(WHAT YOU ARE ASKED TO DO): Search the material below for the string "доцент" and list each line that holds it.

---------- RECORDS SHOWN ----------

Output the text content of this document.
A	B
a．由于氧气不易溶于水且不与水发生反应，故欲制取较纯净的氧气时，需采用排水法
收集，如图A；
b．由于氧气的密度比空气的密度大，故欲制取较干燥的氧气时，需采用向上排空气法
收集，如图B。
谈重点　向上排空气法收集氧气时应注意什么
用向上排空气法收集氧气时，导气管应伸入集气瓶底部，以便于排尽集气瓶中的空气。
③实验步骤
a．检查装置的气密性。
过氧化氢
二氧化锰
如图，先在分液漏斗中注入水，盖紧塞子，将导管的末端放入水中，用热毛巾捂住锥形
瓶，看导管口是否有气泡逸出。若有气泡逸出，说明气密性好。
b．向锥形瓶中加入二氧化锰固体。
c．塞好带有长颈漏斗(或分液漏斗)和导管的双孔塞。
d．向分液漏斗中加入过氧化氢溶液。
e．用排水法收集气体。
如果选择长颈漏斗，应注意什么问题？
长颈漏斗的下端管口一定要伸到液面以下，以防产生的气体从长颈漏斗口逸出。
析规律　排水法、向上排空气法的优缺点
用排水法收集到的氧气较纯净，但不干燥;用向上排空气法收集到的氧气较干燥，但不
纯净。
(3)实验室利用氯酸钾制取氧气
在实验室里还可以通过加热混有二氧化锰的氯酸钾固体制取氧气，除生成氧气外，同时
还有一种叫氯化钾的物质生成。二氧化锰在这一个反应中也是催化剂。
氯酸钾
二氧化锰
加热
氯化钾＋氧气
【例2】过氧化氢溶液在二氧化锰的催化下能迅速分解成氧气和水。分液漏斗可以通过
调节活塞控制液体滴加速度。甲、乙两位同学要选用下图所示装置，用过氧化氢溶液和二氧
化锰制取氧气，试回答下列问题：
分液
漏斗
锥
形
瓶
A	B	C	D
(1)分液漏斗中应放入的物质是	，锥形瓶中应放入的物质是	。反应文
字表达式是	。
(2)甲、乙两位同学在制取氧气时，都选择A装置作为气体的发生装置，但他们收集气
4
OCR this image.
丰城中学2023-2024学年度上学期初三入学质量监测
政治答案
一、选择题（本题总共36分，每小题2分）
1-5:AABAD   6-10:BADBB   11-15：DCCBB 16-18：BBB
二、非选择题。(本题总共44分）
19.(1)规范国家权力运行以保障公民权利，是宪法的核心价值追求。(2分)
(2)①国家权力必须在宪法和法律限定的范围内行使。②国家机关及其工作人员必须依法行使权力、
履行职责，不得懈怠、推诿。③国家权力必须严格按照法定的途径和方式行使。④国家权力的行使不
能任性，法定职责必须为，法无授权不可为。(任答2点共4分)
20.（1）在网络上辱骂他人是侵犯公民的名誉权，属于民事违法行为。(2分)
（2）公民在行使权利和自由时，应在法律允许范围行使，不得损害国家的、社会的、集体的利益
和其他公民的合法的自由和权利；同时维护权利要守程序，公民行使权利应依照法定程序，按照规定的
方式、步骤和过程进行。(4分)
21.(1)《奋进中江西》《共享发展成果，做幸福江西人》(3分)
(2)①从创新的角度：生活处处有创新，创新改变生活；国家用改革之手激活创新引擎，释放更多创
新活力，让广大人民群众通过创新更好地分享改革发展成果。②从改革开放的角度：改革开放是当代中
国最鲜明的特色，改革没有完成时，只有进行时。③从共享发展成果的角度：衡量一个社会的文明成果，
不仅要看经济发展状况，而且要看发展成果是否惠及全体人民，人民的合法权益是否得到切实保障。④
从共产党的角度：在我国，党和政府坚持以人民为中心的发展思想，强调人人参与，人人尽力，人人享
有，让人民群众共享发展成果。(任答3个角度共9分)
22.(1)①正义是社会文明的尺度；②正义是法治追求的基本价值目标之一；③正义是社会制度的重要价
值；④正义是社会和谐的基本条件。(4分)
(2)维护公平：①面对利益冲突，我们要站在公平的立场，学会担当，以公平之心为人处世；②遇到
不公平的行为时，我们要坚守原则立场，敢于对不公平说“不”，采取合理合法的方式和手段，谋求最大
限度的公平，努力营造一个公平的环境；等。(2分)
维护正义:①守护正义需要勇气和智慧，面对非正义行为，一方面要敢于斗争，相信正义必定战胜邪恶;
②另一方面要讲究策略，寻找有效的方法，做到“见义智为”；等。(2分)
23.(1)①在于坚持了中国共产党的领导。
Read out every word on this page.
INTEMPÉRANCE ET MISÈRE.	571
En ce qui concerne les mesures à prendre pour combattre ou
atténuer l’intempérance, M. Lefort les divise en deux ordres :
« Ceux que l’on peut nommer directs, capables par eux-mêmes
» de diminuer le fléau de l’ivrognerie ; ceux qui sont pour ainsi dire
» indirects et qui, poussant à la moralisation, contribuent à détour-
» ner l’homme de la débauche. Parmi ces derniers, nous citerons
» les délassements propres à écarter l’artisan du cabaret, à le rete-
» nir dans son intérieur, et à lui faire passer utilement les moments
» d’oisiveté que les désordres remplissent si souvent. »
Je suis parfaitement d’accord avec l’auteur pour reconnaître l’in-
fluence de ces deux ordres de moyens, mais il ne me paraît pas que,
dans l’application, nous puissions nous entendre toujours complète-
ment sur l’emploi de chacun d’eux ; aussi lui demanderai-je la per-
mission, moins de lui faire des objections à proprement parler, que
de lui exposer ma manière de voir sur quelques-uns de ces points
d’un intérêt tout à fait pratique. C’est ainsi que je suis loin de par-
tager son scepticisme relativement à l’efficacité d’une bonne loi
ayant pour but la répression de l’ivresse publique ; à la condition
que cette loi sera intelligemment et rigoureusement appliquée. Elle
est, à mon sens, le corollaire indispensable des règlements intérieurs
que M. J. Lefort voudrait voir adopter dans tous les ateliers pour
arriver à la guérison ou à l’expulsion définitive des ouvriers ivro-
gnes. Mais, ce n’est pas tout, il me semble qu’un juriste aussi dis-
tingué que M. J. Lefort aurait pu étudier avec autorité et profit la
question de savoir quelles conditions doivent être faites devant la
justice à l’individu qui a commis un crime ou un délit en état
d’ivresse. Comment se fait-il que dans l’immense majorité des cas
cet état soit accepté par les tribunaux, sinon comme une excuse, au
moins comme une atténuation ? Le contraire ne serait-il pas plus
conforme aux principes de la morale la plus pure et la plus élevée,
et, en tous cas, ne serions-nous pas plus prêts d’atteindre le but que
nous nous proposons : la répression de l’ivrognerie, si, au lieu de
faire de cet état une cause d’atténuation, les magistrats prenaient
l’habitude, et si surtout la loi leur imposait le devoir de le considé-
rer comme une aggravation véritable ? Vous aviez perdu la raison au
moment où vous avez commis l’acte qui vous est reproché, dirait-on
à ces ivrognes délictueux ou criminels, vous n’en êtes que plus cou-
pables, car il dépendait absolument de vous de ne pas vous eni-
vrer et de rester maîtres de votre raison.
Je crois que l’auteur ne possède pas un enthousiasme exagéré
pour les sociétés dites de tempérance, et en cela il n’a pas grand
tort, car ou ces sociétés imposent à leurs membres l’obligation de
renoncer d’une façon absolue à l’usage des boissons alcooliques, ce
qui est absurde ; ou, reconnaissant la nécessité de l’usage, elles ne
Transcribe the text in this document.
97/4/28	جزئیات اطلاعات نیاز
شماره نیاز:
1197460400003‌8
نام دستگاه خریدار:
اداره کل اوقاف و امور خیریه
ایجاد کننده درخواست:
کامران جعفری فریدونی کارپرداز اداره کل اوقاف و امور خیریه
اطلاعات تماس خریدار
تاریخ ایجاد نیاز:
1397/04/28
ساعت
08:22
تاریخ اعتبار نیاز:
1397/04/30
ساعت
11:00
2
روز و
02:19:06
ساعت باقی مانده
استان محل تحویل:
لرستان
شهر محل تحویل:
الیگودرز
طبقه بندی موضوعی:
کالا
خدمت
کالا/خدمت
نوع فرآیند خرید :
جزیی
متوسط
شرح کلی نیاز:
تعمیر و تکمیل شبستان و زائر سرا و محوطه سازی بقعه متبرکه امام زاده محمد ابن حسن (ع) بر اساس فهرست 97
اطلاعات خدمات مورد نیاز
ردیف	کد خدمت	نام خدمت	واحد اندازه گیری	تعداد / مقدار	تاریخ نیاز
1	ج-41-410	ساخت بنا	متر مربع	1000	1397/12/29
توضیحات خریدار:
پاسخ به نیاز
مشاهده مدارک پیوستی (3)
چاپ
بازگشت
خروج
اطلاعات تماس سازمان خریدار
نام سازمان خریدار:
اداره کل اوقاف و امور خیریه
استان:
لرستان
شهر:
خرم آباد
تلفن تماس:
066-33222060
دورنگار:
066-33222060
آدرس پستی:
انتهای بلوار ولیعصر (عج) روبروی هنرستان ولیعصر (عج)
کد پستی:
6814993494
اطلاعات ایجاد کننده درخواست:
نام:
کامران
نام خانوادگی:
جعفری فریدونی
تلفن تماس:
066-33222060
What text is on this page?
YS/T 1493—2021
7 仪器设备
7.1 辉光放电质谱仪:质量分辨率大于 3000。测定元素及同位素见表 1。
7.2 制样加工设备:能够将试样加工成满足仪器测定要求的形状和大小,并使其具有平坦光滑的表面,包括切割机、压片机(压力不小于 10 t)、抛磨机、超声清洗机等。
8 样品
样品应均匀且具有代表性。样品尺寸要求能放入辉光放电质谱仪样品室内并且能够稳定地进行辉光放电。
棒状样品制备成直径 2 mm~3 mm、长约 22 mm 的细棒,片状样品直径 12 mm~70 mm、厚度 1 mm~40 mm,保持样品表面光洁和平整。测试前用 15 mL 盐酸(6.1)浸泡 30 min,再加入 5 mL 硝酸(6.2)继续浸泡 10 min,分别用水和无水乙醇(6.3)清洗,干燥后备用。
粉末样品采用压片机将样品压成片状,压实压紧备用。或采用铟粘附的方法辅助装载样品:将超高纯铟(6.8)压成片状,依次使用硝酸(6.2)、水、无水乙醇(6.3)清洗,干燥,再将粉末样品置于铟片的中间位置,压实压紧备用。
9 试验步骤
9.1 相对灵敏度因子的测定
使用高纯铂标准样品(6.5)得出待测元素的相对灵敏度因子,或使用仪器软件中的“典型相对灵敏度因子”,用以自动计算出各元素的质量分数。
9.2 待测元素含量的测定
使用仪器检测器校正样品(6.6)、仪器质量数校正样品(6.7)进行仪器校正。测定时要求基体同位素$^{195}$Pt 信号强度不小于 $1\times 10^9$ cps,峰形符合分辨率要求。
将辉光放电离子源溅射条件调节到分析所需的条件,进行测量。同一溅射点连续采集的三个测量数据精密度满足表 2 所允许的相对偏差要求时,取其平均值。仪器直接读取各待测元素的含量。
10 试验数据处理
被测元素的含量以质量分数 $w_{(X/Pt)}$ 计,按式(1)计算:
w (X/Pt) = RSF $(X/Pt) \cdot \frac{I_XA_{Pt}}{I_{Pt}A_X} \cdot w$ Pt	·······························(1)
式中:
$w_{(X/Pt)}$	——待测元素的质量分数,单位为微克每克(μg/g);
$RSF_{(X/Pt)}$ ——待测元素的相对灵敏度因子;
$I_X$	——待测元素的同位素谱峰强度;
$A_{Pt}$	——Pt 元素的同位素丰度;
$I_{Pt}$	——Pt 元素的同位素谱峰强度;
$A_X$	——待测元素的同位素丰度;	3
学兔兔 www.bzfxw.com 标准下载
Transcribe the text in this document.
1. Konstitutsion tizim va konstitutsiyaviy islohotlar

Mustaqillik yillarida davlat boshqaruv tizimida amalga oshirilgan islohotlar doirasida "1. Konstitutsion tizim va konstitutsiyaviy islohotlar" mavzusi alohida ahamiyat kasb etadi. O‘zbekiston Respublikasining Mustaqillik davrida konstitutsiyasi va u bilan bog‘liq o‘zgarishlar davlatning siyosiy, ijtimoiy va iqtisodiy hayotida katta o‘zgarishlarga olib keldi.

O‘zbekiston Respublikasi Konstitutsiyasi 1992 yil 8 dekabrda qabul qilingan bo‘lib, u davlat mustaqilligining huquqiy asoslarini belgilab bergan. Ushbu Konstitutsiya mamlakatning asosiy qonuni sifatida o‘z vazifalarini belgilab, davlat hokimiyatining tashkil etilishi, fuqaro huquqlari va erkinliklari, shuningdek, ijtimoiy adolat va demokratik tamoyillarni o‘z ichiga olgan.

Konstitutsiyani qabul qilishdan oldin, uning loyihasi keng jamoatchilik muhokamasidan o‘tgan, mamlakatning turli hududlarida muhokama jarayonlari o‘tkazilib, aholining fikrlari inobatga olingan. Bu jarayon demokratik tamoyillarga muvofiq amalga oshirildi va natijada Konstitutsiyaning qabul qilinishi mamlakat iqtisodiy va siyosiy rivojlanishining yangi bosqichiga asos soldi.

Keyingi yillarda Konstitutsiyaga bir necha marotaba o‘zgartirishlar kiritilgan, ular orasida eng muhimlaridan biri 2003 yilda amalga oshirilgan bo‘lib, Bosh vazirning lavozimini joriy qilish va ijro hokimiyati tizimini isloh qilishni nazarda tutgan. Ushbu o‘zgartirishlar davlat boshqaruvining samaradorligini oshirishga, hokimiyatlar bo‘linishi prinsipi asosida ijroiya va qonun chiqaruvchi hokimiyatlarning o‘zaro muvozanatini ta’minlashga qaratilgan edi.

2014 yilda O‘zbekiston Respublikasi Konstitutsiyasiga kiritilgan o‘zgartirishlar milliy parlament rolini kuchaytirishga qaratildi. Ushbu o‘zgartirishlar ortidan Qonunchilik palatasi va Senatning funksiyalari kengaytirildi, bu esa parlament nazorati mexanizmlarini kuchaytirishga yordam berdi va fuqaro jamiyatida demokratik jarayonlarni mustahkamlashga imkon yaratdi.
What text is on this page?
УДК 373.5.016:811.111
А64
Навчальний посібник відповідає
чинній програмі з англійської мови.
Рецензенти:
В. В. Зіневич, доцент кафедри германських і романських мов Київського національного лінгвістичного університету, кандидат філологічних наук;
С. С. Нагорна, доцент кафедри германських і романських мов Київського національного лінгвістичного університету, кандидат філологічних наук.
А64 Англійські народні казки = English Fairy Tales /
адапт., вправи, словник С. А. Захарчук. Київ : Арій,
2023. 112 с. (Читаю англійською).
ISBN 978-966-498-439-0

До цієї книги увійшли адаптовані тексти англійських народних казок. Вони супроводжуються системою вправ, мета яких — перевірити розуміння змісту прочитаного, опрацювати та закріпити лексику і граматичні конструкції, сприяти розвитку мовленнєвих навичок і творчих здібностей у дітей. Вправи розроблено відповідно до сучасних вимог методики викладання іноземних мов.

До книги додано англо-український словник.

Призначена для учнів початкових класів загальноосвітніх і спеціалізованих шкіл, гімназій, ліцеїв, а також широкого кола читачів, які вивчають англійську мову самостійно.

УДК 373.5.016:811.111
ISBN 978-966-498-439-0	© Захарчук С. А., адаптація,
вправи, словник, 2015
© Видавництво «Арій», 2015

----------

(SOLUTION):
В. В. Зіневич, доцент кафедри германських і романських мов Київського національного лінгвістичного університету, кандидат філологічних наук;
С. С. Нагорна, доцент кафедри германських і романських мов Київського національного лінгвістичного університету, кандидат філологічних наук.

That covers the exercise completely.